Exercise task: What is the count of lines that hold the word "Federal"? Give only the number.

=====

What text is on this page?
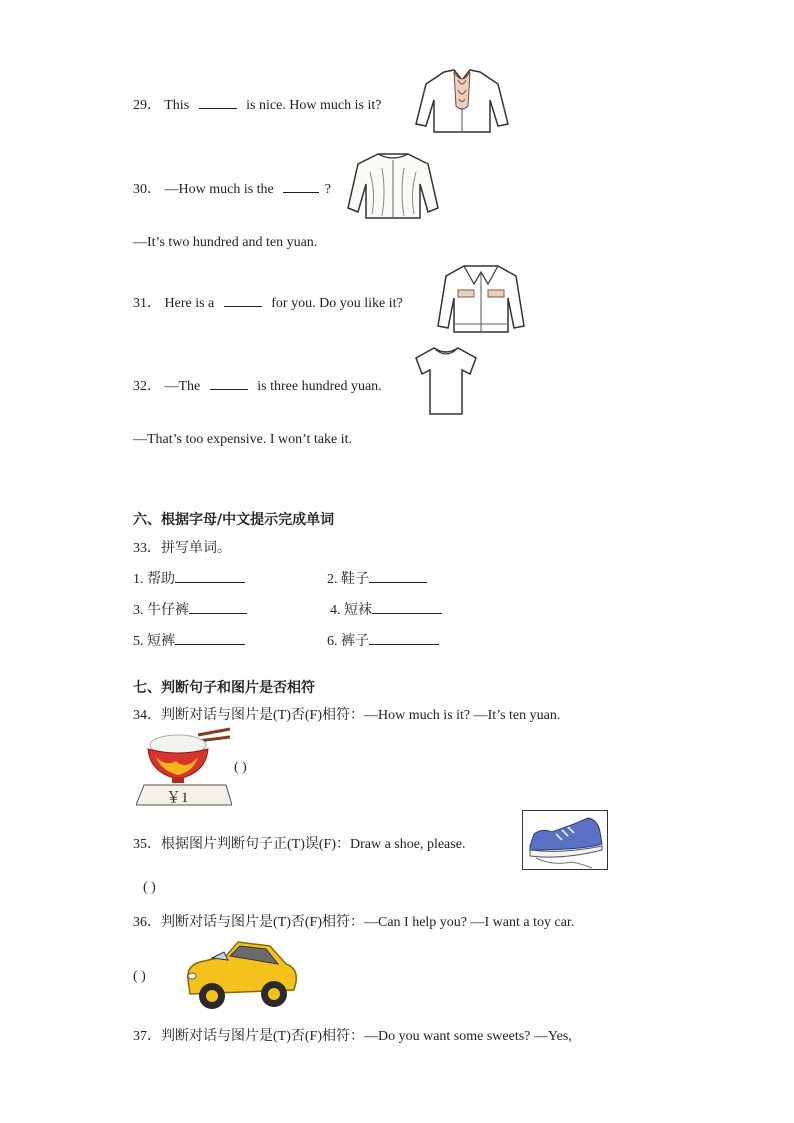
29． This	is nice. How much is it?
30． —How much is the	?
—It’s two hundred and ten yuan.
31． Here is a	for you. Do you like it?
32． —The	is three hundred yuan.
—That’s too expensive. I won’t take it.
六、根据字母/中文提示完成单词
33．拼写单词。
1. 帮助	2. 鞋子
3. 牛仔裤	4. 短袜
5. 短裤	6. 裤子
七、判断句子和图片是否相符
34．判断对话与图片是(T)否(F)相符：—How much is it? —It’s ten yuan.
￥1
( )
35．根据图片判断句子正(T)误(F)：Draw a shoe, please.
( )
36．判断对话与图片是(T)否(F)相符：—Can I help you? —I want a toy car.
( )
37．判断对话与图片是(T)否(F)相符：—Do you want some sweets? —Yes,
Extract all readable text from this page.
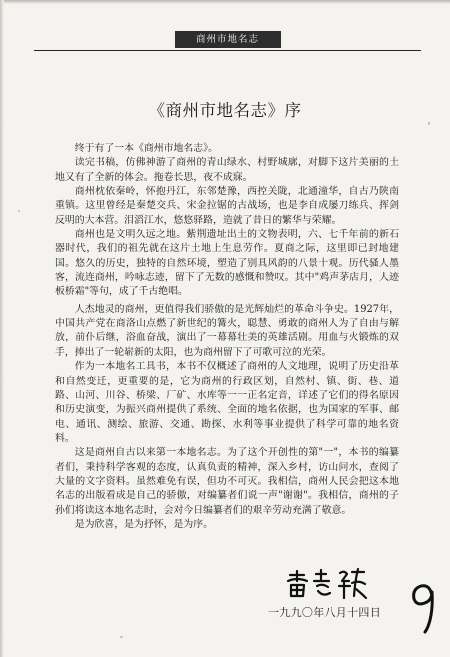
商州市地名志
《商州市地名志》序

终于有了一本《商州市地名志》。

读完书稿，仿佛神游了商州的青山绿水、村野城廓，对脚下这片美丽的土地又有了全新的体会。拖卷长思，夜不成寐。

商州枕依秦岭，怀抱丹江，东邻楚豫，西控关陇，北通潼华，自古乃陕南重镇。这里曾经是秦楚交兵、宋金拉锯的古战场，也是李自成屡刀练兵、挥剑反明的大本营。泪滔江水，悠悠驿路，造就了昔日的繁华与荣耀。

商州也是文明久远之地。紫荆遗址出土的文物表明，六、七千年前的新石器时代，我们的祖先就在这片土地上生息劳作。夏商之际，这里即已封地建国。悠久的历史，独特的自然环境，塑造了别具风韵的八景十观。历代骚人墨客，流连商州，吟咏志迹，留下了无数的感慨和赞叹。其中"鸡声茅店月，人迹板桥霜"等句，成了千古绝唱。

人杰地灵的商州，更值得我们骄傲的是光辉灿烂的革命斗争史。1927年，中国共产党在商洛山点燃了新世纪的篝火，聪慧、勇敢的商州人为了自由与解放，前仆后继，浴血奋战，演出了一幕幕壮美的英雄活剧。用血与火锻炼的双手，捧出了一轮崭新的太阳，也为商州留下了可歌可泣的光荣。

作为一本地名工具书，本书不仅概述了商州的人文地理，说明了历史沿革和自然变迁，更重要的是，它为商州的行政区划，自然村、镇、街、巷、道路、山河、川谷、桥梁、厂矿、水库等一一正名定音，详述了它们的得名原因和历史演变，为振兴商州提供了系统、全面的地名依据，也为国家的军事、邮电、通讯、测绘、旅游、交通、勘探、水利等事业提供了科学可靠的地名资料。

这是商州自古以来第一本地名志。为了这个开创性的第"一"，本书的编纂者们，秉持科学客观的态度，认真负责的精神，深入乡村，访山问水，查阅了大量的文字资料。虽然难免有误，但功不可灭。我相信，商州人民会把这本地名志的出版看成是自己的骄傲，对编纂者们说一声"谢谢"。我相信，商州的子孙们将读这本地名志时，会对今日编纂者们的艰辛劳动充满了敬意。

是为欣喜，是为抒怀，是为序。

一九九〇年八月十四日
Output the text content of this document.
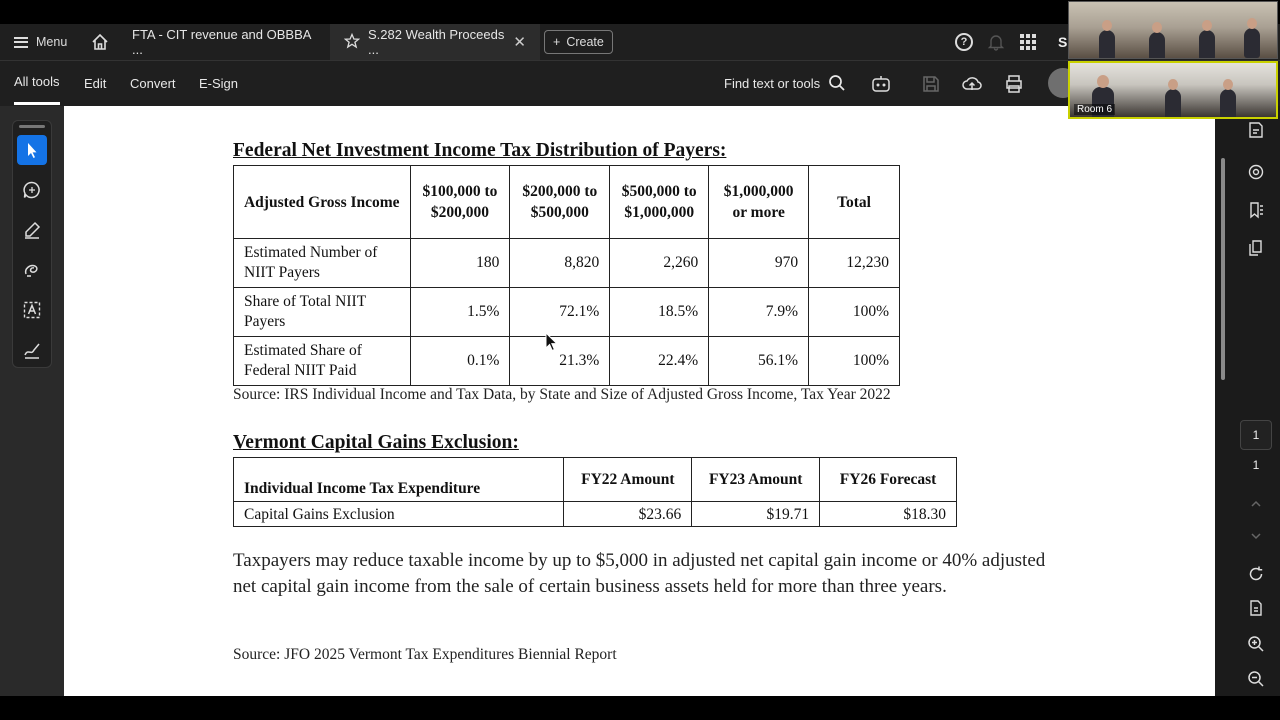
Menu	FTA - CIT revenue and OBBBA ...
S.282 Wealth Proceeds ...	✕ + Create	?	S
All tools Edit Convert E-Sign	Find text or tools
Federal Net Investment Income Tax Distribution of Payers:
Adjusted Gross Income	$100,000 to $200,000	$200,000 to $500,000	$500,000 to $1,000,000	$1,000,000 or more	Total
Estimated Number of NIIT Payers	180	8,820	2,260	970	12,230
Share of Total NIIT Payers	1.5%	72.1%	18.5%	7.9%	100%
Estimated Share of Federal NIIT Paid	0.1%	21.3%	22.4%	56.1%	100%
Source: IRS Individual Income and Tax Data, by State and Size of Adjusted Gross Income, Tax Year 2022
Vermont Capital Gains Exclusion:
Individual Income Tax Expenditure	FY22 Amount	FY23 Amount	FY26 Forecast
Capital Gains Exclusion	$23.66	$19.71	$18.30
Taxpayers may reduce taxable income by up to $5,000 in adjusted net capital gain income or 40% adjusted net capital gain income from the sale of certain business assets held for more than three years.
Source: JFO 2025 Vermont Tax Expenditures Biennial Report
1
1
Room 6
Powered by Zoom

=====

Response for this exercise: 2